REQUIREMENTS - The records below must be transcribed exactly. Do not include the pictures.

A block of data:
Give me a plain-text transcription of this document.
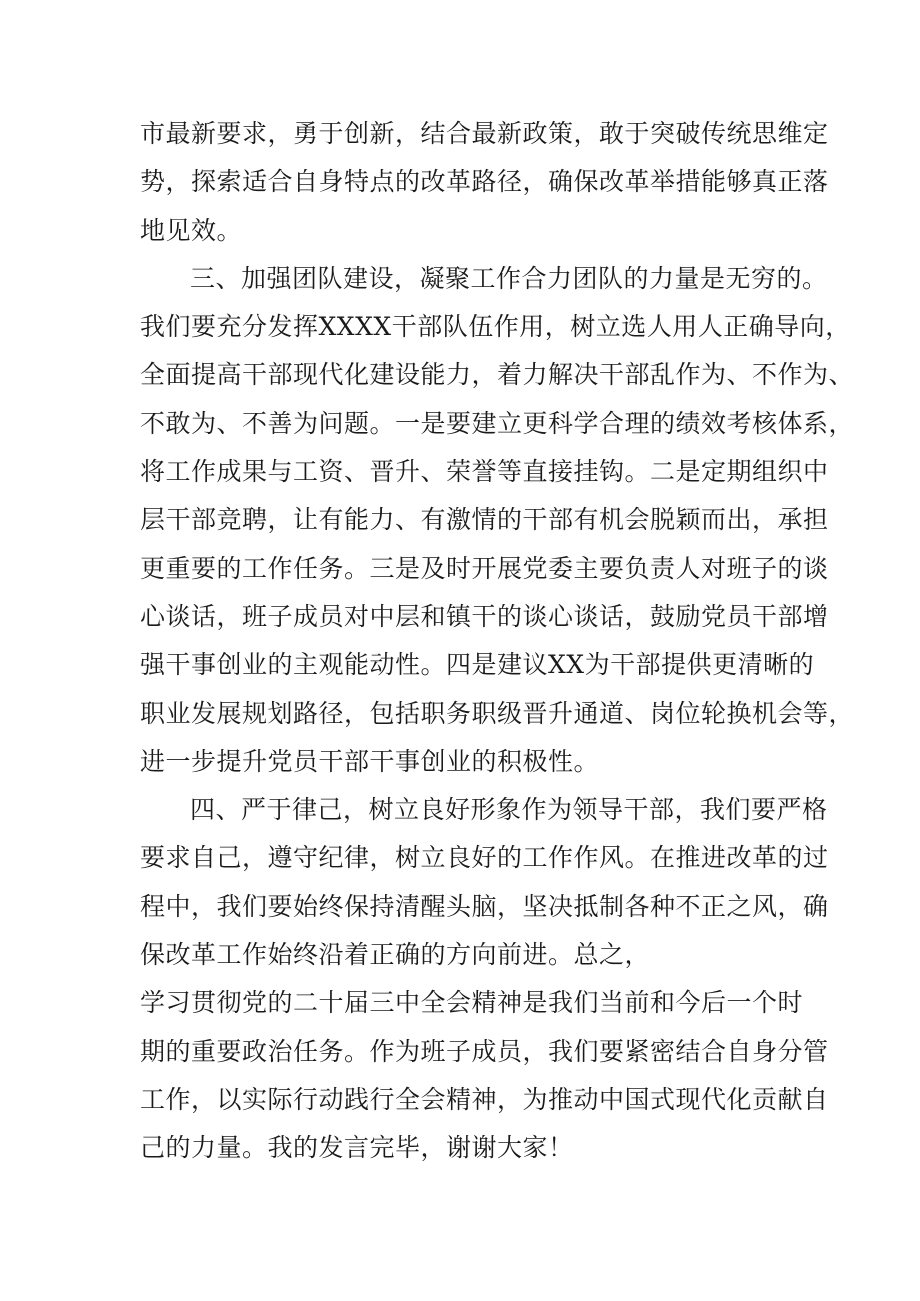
市最新要求，勇于创新，结合最新政策，敢于突破传统思维定
势，探索适合自身特点的改革路径，确保改革举措能够真正落
地见效。
三、加强团队建设，凝聚工作合力团队的力量是无穷的。
我们要充分发挥XXXX干部队伍作用，树立选人用人正确导向，
全面提高干部现代化建设能力，着力解决干部乱作为、不作为、
不敢为、不善为问题。一是要建立更科学合理的绩效考核体系，
将工作成果与工资、晋升、荣誉等直接挂钩。二是定期组织中
层干部竞聘，让有能力、有激情的干部有机会脱颖而出，承担
更重要的工作任务。三是及时开展党委主要负责人对班子的谈
心谈话，班子成员对中层和镇干的谈心谈话，鼓励党员干部增
强干事创业的主观能动性。四是建议XX为干部提供更清晰的
职业发展规划路径，包括职务职级晋升通道、岗位轮换机会等，
进一步提升党员干部干事创业的积极性。
四、严于律己，树立良好形象作为领导干部，我们要严格
要求自己，遵守纪律，树立良好的工作作风。在推进改革的过
程中，我们要始终保持清醒头脑，坚决抵制各种不正之风，确
保改革工作始终沿着正确的方向前进。总之，
学习贯彻党的二十届三中全会精神是我们当前和今后一个时
期的重要政治任务。作为班子成员，我们要紧密结合自身分管
工作，以实际行动践行全会精神，为推动中国式现代化贡献自
己的力量。我的发言完毕，谢谢大家！
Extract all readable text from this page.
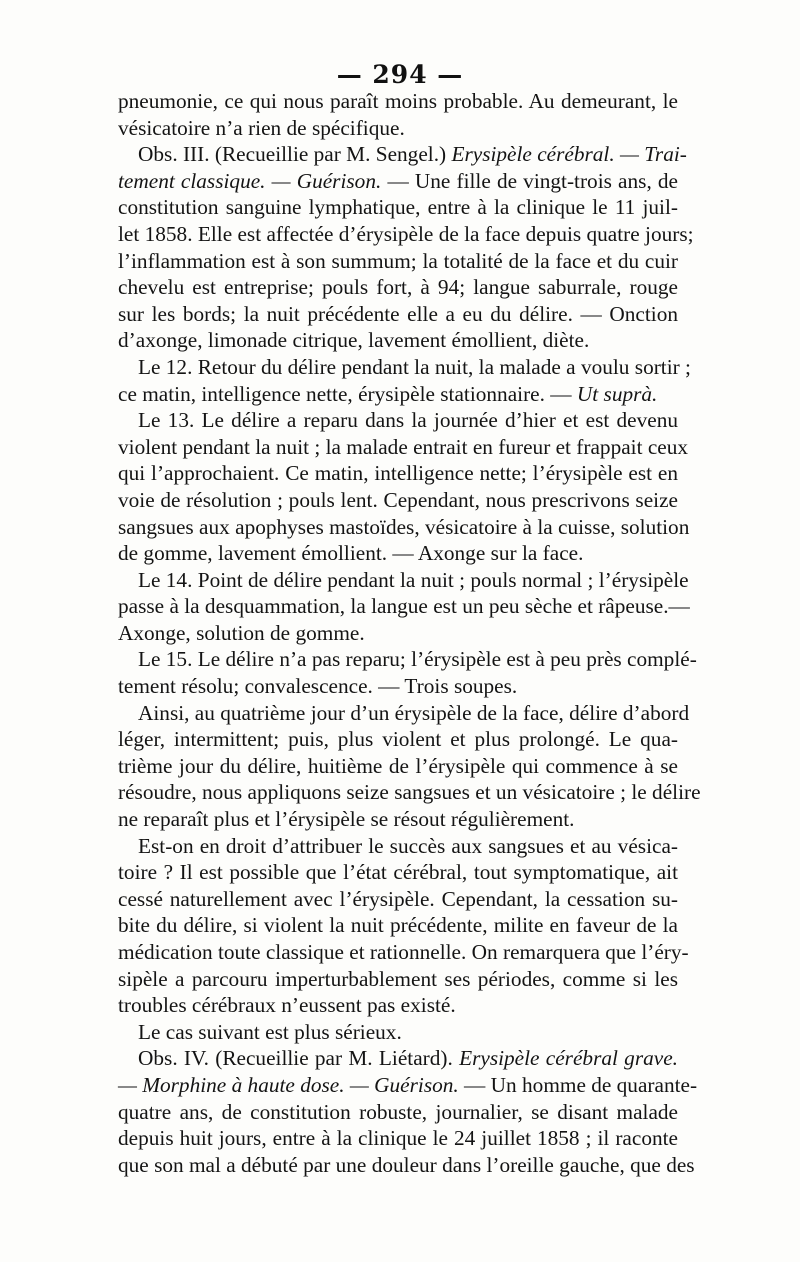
— 294 —
pneumonie, ce qui nous paraît moins probable. Au demeurant, le
vésicatoire n’a rien de spécifique.
Obs. III. (Recueillie par M. Sengel.) Erysipèle cérébral. — Trai-
tement classique. — Guérison. — Une fille de vingt-trois ans, de
constitution sanguine lymphatique, entre à la clinique le 11 juil-
let 1858. Elle est affectée d’érysipèle de la face depuis quatre jours;
l’inflammation est à son summum; la totalité de la face et du cuir
chevelu est entreprise; pouls fort, à 94; langue saburrale, rouge
sur les bords; la nuit précédente elle a eu du délire. — Onction
d’axonge, limonade citrique, lavement émollient, diète.
Le 12. Retour du délire pendant la nuit, la malade a voulu sortir ;
ce matin, intelligence nette, érysipèle stationnaire. — Ut suprà.
Le 13. Le délire a reparu dans la journée d’hier et est devenu
violent pendant la nuit ; la malade entrait en fureur et frappait ceux
qui l’approchaient. Ce matin, intelligence nette; l’érysipèle est en
voie de résolution ; pouls lent. Cependant, nous prescrivons seize
sangsues aux apophyses mastoïdes, vésicatoire à la cuisse, solution
de gomme, lavement émollient. — Axonge sur la face.
Le 14. Point de délire pendant la nuit ; pouls normal ; l’érysipèle
passe à la desquammation, la langue est un peu sèche et râpeuse.—
Axonge, solution de gomme.
Le 15. Le délire n’a pas reparu; l’érysipèle est à peu près complé-
tement résolu; convalescence. — Trois soupes.
Ainsi, au quatrième jour d’un érysipèle de la face, délire d’abord
léger, intermittent; puis, plus violent et plus prolongé. Le qua-
trième jour du délire, huitième de l’érysipèle qui commence à se
résoudre, nous appliquons seize sangsues et un vésicatoire ; le délire
ne reparaît plus et l’érysipèle se résout régulièrement.
Est-on en droit d’attribuer le succès aux sangsues et au vésica-
toire ? Il est possible que l’état cérébral, tout symptomatique, ait
cessé naturellement avec l’érysipèle. Cependant, la cessation su-
bite du délire, si violent la nuit précédente, milite en faveur de la
médication toute classique et rationnelle. On remarquera que l’éry-
sipèle a parcouru imperturbablement ses périodes, comme si les
troubles cérébraux n’eussent pas existé.
Le cas suivant est plus sérieux.
Obs. IV. (Recueillie par M. Liétard). Erysipèle cérébral grave.
— Morphine à haute dose. — Guérison. — Un homme de quarante-
quatre ans, de constitution robuste, journalier, se disant malade
depuis huit jours, entre à la clinique le 24 juillet 1858 ; il raconte
que son mal a débuté par une douleur dans l’oreille gauche, que des
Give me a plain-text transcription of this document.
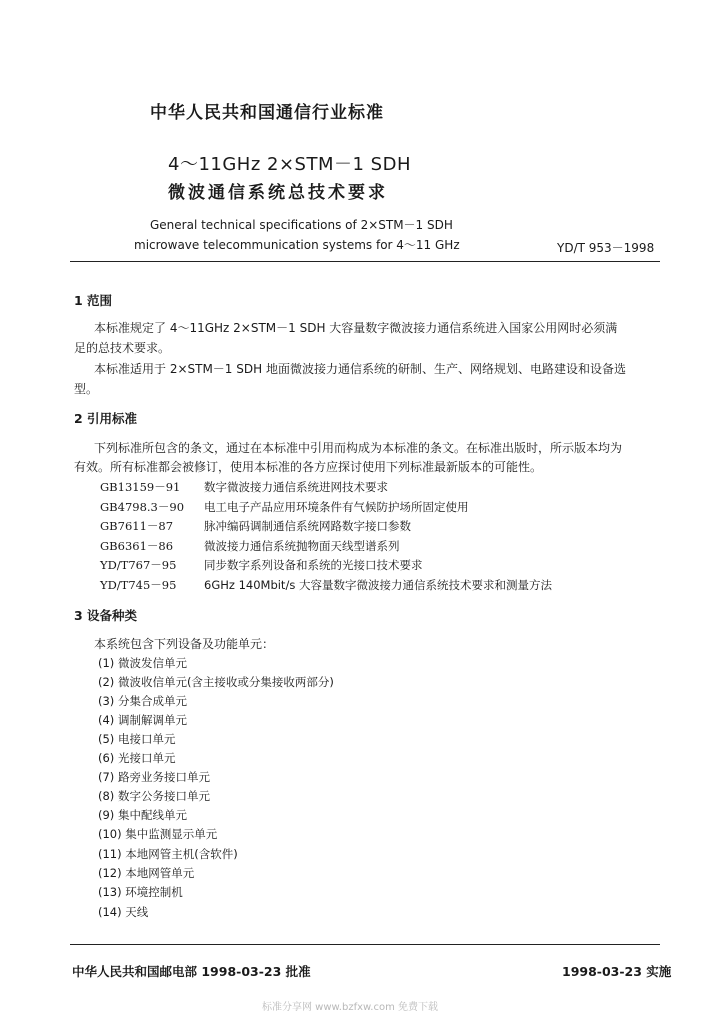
中华人民共和国通信行业标准
4～11GHz 2×STM－1 SDH
微波通信系统总技术要求
General technical specifications of 2×STM－1 SDH
microwave telecommunication systems for 4～11 GHz	YD/T 953－1998
1 范围
本标准规定了 4～11GHz 2×STM－1 SDH 大容量数字微波接力通信系统进入国家公用网时必须满
足的总技术要求。
本标准适用于 2×STM－1 SDH 地面微波接力通信系统的研制、生产、网络规划、电路建设和设备选
型。
2 引用标准
下列标准所包含的条文，通过在本标准中引用而构成为本标准的条文。在标准出版时，所示版本均为
有效。所有标准都会被修订，使用本标准的各方应探讨使用下列标准最新版本的可能性。
GB13159－91 数字微波接力通信系统进网技术要求
GB4798.3－90 电工电子产品应用环境条件有气候防护场所固定使用
GB7611－87	脉冲编码调制通信系统网路数字接口参数
GB6361－86	微波接力通信系统抛物面天线型谱系列
YD/T767－95 同步数字系列设备和系统的光接口技术要求
YD/T745－95 6GHz 140Mbit/s 大容量数字微波接力通信系统技术要求和测量方法
3 设备种类
本系统包含下列设备及功能单元：
(1) 微波发信单元
(2) 微波收信单元(含主接收或分集接收两部分)
(3) 分集合成单元
(4) 调制解调单元
(5) 电接口单元
(6) 光接口单元
(7) 路旁业务接口单元
(8) 数字公务接口单元
(9) 集中配线单元
(10) 集中监测显示单元
(11) 本地网管主机(含软件)
(12) 本地网管单元
(13) 环境控制机
(14) 天线
中华人民共和国邮电部 1998-03-23 批准	1998-03-23 实施
标准分享网 www.bzfxw.com 免费下载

RESPONSE -
Give me a plain-text transcription of this document.
市最新要求，勇于创新，结合最新政策，敢于突破传统思维定
势，探索适合自身特点的改革路径，确保改革举措能够真正落
地见效。
三、加强团队建设，凝聚工作合力团队的力量是无穷的。
我们要充分发挥XXXX干部队伍作用，树立选人用人正确导向，
全面提高干部现代化建设能力，着力解决干部乱作为、不作为、
不敢为、不善为问题。一是要建立更科学合理的绩效考核体系，
将工作成果与工资、晋升、荣誉等直接挂钩。二是定期组织中
层干部竞聘，让有能力、有激情的干部有机会脱颖而出，承担
更重要的工作任务。三是及时开展党委主要负责人对班子的谈
心谈话，班子成员对中层和镇干的谈心谈话，鼓励党员干部增
强干事创业的主观能动性。四是建议XX为干部提供更清晰的
职业发展规划路径，包括职务职级晋升通道、岗位轮换机会等，
进一步提升党员干部干事创业的积极性。
四、严于律己，树立良好形象作为领导干部，我们要严格
要求自己，遵守纪律，树立良好的工作作风。在推进改革的过
程中，我们要始终保持清醒头脑，坚决抵制各种不正之风，确
保改革工作始终沿着正确的方向前进。总之，
学习贯彻党的二十届三中全会精神是我们当前和今后一个时
期的重要政治任务。作为班子成员，我们要紧密结合自身分管
工作，以实际行动践行全会精神，为推动中国式现代化贡献自
己的力量。我的发言完毕，谢谢大家！
Extract all readable text from this page.
— 294 —
pneumonie, ce qui nous paraît moins probable. Au demeurant, le
vésicatoire n’a rien de spécifique.
Obs. III. (Recueillie par M. Sengel.) Erysipèle cérébral. — Trai-
tement classique. — Guérison. — Une fille de vingt-trois ans, de
constitution sanguine lymphatique, entre à la clinique le 11 juil-
let 1858. Elle est affectée d’érysipèle de la face depuis quatre jours;
l’inflammation est à son summum; la totalité de la face et du cuir
chevelu est entreprise; pouls fort, à 94; langue saburrale, rouge
sur les bords; la nuit précédente elle a eu du délire. — Onction
d’axonge, limonade citrique, lavement émollient, diète.
Le 12. Retour du délire pendant la nuit, la malade a voulu sortir ;
ce matin, intelligence nette, érysipèle stationnaire. — Ut suprà.
Le 13. Le délire a reparu dans la journée d’hier et est devenu
violent pendant la nuit ; la malade entrait en fureur et frappait ceux
qui l’approchaient. Ce matin, intelligence nette; l’érysipèle est en
voie de résolution ; pouls lent. Cependant, nous prescrivons seize
sangsues aux apophyses mastoïdes, vésicatoire à la cuisse, solution
de gomme, lavement émollient. — Axonge sur la face.
Le 14. Point de délire pendant la nuit ; pouls normal ; l’érysipèle
passe à la desquammation, la langue est un peu sèche et râpeuse.—
Axonge, solution de gomme.
Le 15. Le délire n’a pas reparu; l’érysipèle est à peu près complé-
tement résolu; convalescence. — Trois soupes.
Ainsi, au quatrième jour d’un érysipèle de la face, délire d’abord
léger, intermittent; puis, plus violent et plus prolongé. Le qua-
trième jour du délire, huitième de l’érysipèle qui commence à se
résoudre, nous appliquons seize sangsues et un vésicatoire ; le délire
ne reparaît plus et l’érysipèle se résout régulièrement.
Est-on en droit d’attribuer le succès aux sangsues et au vésica-
toire ? Il est possible que l’état cérébral, tout symptomatique, ait
cessé naturellement avec l’érysipèle. Cependant, la cessation su-
bite du délire, si violent la nuit précédente, milite en faveur de la
médication toute classique et rationnelle. On remarquera que l’éry-
sipèle a parcouru imperturbablement ses périodes, comme si les
troubles cérébraux n’eussent pas existé.
Le cas suivant est plus sérieux.
Obs. IV. (Recueillie par M. Liétard). Erysipèle cérébral grave.
— Morphine à haute dose. — Guérison. — Un homme de quarante-
quatre ans, de constitution robuste, journalier, se disant malade
depuis huit jours, entre à la clinique le 24 juillet 1858 ; il raconte
que son mal a débuté par une douleur dans l’oreille gauche, que des
Give me a plain-text transcription of this document.
中华人民共和国通信行业标准
4～11GHz 2×STM－1 SDH
微波通信系统总技术要求
General technical specifications of 2×STM－1 SDH
microwave telecommunication systems for 4～11 GHz	YD/T 953－1998
1 范围
本标准规定了 4～11GHz 2×STM－1 SDH 大容量数字微波接力通信系统进入国家公用网时必须满
足的总技术要求。
本标准适用于 2×STM－1 SDH 地面微波接力通信系统的研制、生产、网络规划、电路建设和设备选
型。
2 引用标准
下列标准所包含的条文，通过在本标准中引用而构成为本标准的条文。在标准出版时，所示版本均为
有效。所有标准都会被修订，使用本标准的各方应探讨使用下列标准最新版本的可能性。
GB13159－91 数字微波接力通信系统进网技术要求
GB4798.3－90 电工电子产品应用环境条件有气候防护场所固定使用
GB7611－87	脉冲编码调制通信系统网路数字接口参数
GB6361－86	微波接力通信系统抛物面天线型谱系列
YD/T767－95 同步数字系列设备和系统的光接口技术要求
YD/T745－95 6GHz 140Mbit/s 大容量数字微波接力通信系统技术要求和测量方法
3 设备种类
本系统包含下列设备及功能单元：
(1) 微波发信单元
(2) 微波收信单元(含主接收或分集接收两部分)
(3) 分集合成单元
(4) 调制解调单元
(5) 电接口单元
(6) 光接口单元
(7) 路旁业务接口单元
(8) 数字公务接口单元
(9) 集中配线单元
(10) 集中监测显示单元
(11) 本地网管主机(含软件)
(12) 本地网管单元
(13) 环境控制机
(14) 天线
中华人民共和国邮电部 1998-03-23 批准	1998-03-23 实施
标准分享网 www.bzfxw.com 免费下载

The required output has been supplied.